--- START ---

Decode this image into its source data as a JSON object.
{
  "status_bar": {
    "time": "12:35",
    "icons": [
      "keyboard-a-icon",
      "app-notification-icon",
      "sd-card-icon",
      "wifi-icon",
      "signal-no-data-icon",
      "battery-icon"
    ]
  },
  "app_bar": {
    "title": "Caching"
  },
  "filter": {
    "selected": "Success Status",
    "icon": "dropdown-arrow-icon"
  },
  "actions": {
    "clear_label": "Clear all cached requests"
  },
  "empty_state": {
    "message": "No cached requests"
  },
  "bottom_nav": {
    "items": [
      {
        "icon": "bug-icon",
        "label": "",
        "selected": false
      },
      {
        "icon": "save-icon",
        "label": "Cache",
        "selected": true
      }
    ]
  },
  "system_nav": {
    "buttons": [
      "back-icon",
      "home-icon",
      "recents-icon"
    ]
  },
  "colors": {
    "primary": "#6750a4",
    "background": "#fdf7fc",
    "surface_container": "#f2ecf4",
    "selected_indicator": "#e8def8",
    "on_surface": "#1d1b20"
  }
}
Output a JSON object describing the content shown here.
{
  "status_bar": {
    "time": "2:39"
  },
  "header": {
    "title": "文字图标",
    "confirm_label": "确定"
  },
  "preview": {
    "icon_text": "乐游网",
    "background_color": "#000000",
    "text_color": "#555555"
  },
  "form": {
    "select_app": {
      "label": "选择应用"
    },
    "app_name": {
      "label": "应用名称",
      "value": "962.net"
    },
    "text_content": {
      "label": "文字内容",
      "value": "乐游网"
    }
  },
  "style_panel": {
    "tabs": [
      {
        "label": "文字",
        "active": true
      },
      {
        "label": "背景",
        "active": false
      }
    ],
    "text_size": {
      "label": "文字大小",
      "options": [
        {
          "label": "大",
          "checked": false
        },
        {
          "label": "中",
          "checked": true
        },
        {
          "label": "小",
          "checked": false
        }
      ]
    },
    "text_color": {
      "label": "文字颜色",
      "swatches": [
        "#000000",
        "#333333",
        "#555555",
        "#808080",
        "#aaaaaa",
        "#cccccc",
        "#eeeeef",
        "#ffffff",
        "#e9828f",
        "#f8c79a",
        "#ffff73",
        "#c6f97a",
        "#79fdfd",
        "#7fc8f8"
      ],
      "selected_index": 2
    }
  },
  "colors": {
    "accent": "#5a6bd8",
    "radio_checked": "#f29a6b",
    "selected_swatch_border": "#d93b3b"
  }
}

--- END ---

Task prompt – Your answer should be a single number: the count of lines containing the word "data".

Task solution – 2